:: MATERIAL FOR THE TASK

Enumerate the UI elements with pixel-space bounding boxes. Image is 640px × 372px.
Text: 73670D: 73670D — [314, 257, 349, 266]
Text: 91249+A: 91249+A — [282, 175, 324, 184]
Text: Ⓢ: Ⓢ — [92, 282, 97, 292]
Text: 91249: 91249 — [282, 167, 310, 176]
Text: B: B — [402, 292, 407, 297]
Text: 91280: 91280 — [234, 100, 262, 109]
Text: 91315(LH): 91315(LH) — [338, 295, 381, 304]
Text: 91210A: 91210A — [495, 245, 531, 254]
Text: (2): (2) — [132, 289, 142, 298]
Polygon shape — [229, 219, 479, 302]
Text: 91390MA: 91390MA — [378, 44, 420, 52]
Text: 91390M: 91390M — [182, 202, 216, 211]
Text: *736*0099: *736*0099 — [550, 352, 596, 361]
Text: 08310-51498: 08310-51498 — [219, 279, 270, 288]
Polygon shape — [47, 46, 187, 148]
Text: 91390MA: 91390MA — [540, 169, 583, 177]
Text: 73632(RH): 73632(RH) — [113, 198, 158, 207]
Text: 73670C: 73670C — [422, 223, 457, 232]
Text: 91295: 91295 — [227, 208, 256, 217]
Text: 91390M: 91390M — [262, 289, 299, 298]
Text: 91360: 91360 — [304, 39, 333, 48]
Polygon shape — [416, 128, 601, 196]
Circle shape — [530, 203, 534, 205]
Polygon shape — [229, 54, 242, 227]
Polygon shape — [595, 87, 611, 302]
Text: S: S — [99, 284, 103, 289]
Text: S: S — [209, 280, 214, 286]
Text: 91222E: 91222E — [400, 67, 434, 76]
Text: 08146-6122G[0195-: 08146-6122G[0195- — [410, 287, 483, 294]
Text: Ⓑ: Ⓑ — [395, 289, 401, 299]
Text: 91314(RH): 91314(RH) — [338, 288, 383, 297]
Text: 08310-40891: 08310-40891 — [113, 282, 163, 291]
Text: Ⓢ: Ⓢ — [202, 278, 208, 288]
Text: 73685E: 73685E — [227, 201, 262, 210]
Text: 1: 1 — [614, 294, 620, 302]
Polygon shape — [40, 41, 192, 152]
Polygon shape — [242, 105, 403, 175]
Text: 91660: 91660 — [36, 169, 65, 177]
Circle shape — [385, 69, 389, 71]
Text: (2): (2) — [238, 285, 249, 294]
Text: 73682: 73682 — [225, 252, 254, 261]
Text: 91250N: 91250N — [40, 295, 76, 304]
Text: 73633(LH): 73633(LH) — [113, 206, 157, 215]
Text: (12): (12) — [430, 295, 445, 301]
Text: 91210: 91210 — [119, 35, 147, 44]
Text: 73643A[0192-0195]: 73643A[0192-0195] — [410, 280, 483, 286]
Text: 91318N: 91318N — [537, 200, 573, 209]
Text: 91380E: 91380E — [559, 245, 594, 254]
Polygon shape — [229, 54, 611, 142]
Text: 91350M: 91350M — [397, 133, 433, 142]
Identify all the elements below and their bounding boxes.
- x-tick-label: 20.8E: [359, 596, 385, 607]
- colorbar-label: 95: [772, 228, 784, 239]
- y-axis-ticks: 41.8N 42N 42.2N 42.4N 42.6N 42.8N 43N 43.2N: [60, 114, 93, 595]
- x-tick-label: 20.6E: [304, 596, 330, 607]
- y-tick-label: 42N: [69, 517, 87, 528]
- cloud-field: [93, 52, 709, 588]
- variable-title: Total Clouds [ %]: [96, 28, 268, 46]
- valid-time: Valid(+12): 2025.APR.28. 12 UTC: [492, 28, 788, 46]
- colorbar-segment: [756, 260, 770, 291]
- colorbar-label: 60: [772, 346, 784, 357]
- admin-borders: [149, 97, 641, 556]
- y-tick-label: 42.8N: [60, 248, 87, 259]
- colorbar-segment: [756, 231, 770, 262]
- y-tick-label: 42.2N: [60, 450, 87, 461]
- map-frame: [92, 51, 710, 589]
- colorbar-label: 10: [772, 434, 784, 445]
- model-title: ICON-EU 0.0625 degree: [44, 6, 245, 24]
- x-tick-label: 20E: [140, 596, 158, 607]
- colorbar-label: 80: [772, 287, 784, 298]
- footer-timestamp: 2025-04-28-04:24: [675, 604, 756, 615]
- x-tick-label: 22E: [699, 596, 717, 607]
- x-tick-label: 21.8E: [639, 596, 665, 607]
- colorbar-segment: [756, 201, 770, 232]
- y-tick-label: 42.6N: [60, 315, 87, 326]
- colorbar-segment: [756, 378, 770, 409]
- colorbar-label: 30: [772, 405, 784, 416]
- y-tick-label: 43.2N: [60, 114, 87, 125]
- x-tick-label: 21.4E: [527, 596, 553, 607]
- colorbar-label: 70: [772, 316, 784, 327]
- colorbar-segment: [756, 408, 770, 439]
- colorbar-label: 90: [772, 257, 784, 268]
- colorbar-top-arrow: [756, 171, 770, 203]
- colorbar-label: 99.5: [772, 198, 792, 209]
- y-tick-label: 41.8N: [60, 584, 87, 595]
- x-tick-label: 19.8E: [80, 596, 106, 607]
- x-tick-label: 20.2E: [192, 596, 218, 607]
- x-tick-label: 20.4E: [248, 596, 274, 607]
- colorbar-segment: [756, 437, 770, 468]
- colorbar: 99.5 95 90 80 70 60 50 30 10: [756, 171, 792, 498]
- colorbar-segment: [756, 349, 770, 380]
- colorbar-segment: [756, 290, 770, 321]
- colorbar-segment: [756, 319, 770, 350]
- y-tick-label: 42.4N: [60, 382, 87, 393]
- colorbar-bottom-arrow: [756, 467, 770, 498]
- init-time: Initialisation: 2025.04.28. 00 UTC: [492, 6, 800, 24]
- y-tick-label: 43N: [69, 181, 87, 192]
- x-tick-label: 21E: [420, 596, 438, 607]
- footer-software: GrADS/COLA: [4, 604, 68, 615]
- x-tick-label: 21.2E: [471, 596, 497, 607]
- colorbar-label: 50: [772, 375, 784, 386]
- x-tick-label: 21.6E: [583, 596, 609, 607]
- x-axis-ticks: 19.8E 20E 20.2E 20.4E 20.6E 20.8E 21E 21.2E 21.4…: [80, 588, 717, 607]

::::

§ **SHORT PROBLEM**
Copy out every row above word for word, keeping the same order.

§ **CORRECT RESPONSE**
Enumerate the UI elements with pixel-space bounding boxes. Image is 640px × 372px.
Text: 73670D: 73670D — [314, 257, 349, 266]
Text: 91249+A: 91249+A — [282, 175, 324, 184]
Text: Ⓢ: Ⓢ — [92, 282, 97, 292]
Text: 91249: 91249 — [282, 167, 310, 176]
Text: B: B — [402, 292, 407, 297]
Text: 91280: 91280 — [234, 100, 262, 109]
Text: 91315(LH): 91315(LH) — [338, 295, 381, 304]
Text: 91210A: 91210A — [495, 245, 531, 254]
Text: (2): (2) — [132, 289, 142, 298]
Polygon shape — [229, 219, 479, 302]
Text: 91390MA: 91390MA — [378, 44, 420, 52]
Text: 91390M: 91390M — [182, 202, 216, 211]
Text: *736*0099: *736*0099 — [550, 352, 596, 361]
Text: 08310-51498: 08310-51498 — [219, 279, 270, 288]
Polygon shape — [47, 46, 187, 148]
Text: 91390MA: 91390MA — [540, 169, 583, 177]
Text: 73632(RH): 73632(RH) — [113, 198, 158, 207]
Text: 73670C: 73670C — [422, 223, 457, 232]
Text: 91295: 91295 — [227, 208, 256, 217]
Text: 91390M: 91390M — [262, 289, 299, 298]
Text: 91360: 91360 — [304, 39, 333, 48]
Polygon shape — [416, 128, 601, 196]
Circle shape — [530, 203, 534, 205]
Polygon shape — [229, 54, 242, 227]
Polygon shape — [595, 87, 611, 302]
Text: S: S — [99, 284, 103, 289]
Text: S: S — [209, 280, 214, 286]
Text: 91222E: 91222E — [400, 67, 434, 76]
Text: 08146-6122G[0195-: 08146-6122G[0195- — [410, 287, 483, 294]
Text: Ⓑ: Ⓑ — [395, 289, 401, 299]
Text: 91314(RH): 91314(RH) — [338, 288, 383, 297]
Text: 08310-40891: 08310-40891 — [113, 282, 163, 291]
Text: Ⓢ: Ⓢ — [202, 278, 208, 288]
Text: 73685E: 73685E — [227, 201, 262, 210]
Text: 1: 1 — [614, 294, 620, 302]
Polygon shape — [40, 41, 192, 152]
Polygon shape — [242, 105, 403, 175]
Text: 91660: 91660 — [36, 169, 65, 177]
Circle shape — [385, 69, 389, 71]
Text: (2): (2) — [238, 285, 249, 294]
Text: 73682: 73682 — [225, 252, 254, 261]
Text: 91250N: 91250N — [40, 295, 76, 304]
Text: 73633(LH): 73633(LH) — [113, 206, 157, 215]
Text: (12): (12) — [430, 295, 445, 301]
Text: 91210: 91210 — [119, 35, 147, 44]
Text: 73643A[0192-0195]: 73643A[0192-0195] — [410, 280, 483, 286]
Text: 91318N: 91318N — [537, 200, 573, 209]
Text: 91380E: 91380E — [559, 245, 594, 254]
Polygon shape — [229, 54, 611, 142]
Text: 91350M: 91350M — [397, 133, 433, 142]
Identify all the elements below and their bounding boxes.
- x-tick-label: 20.8E: [359, 596, 385, 607]
- colorbar-label: 95: [772, 228, 784, 239]
- y-axis-ticks: 41.8N 42N 42.2N 42.4N 42.6N 42.8N 43N 43.2N: [60, 114, 93, 595]
- x-tick-label: 20.6E: [304, 596, 330, 607]
- y-tick-label: 42N: [69, 517, 87, 528]
- cloud-field: [93, 52, 709, 588]
- variable-title: Total Clouds [ %]: [96, 28, 268, 46]
- valid-time: Valid(+12): 2025.APR.28. 12 UTC: [492, 28, 788, 46]
- colorbar-segment: [756, 260, 770, 291]
- colorbar-label: 60: [772, 346, 784, 357]
- admin-borders: [149, 97, 641, 556]
- y-tick-label: 42.8N: [60, 248, 87, 259]
- colorbar-segment: [756, 231, 770, 262]
- y-tick-label: 42.2N: [60, 450, 87, 461]
- map-frame: [92, 51, 710, 589]
- colorbar-label: 10: [772, 434, 784, 445]
- model-title: ICON-EU 0.0625 degree: [44, 6, 245, 24]
- x-tick-label: 20E: [140, 596, 158, 607]
- colorbar-label: 80: [772, 287, 784, 298]
- footer-timestamp: 2025-04-28-04:24: [675, 604, 756, 615]
- x-tick-label: 22E: [699, 596, 717, 607]
- x-tick-label: 21.8E: [639, 596, 665, 607]
- colorbar-segment: [756, 201, 770, 232]
- y-tick-label: 42.6N: [60, 315, 87, 326]
- colorbar-segment: [756, 378, 770, 409]
- colorbar-label: 30: [772, 405, 784, 416]
- y-tick-label: 43.2N: [60, 114, 87, 125]
- x-tick-label: 21.4E: [527, 596, 553, 607]
- colorbar-label: 70: [772, 316, 784, 327]
- colorbar-segment: [756, 408, 770, 439]
- colorbar-label: 90: [772, 257, 784, 268]
- colorbar-top-arrow: [756, 171, 770, 203]
- colorbar-label: 99.5: [772, 198, 792, 209]
- y-tick-label: 41.8N: [60, 584, 87, 595]
- x-tick-label: 19.8E: [80, 596, 106, 607]
- x-tick-label: 20.2E: [192, 596, 218, 607]
- x-tick-label: 20.4E: [248, 596, 274, 607]
- colorbar-segment: [756, 437, 770, 468]
- colorbar: 99.5 95 90 80 70 60 50 30 10: [756, 171, 792, 498]
- colorbar-segment: [756, 349, 770, 380]
- colorbar-segment: [756, 290, 770, 321]
- colorbar-segment: [756, 319, 770, 350]
- y-tick-label: 42.4N: [60, 382, 87, 393]
- colorbar-bottom-arrow: [756, 467, 770, 498]
- init-time: Initialisation: 2025.04.28. 00 UTC: [492, 6, 800, 24]
- y-tick-label: 43N: [69, 181, 87, 192]
- x-tick-label: 21E: [420, 596, 438, 607]
- footer-software: GrADS/COLA: [4, 604, 68, 615]
- x-tick-label: 21.2E: [471, 596, 497, 607]
- colorbar-label: 50: [772, 375, 784, 386]
- x-tick-label: 21.6E: [583, 596, 609, 607]
- x-axis-ticks: 19.8E 20E 20.2E 20.4E 20.6E 20.8E 21E 21.2E 21.4…: [80, 588, 717, 607]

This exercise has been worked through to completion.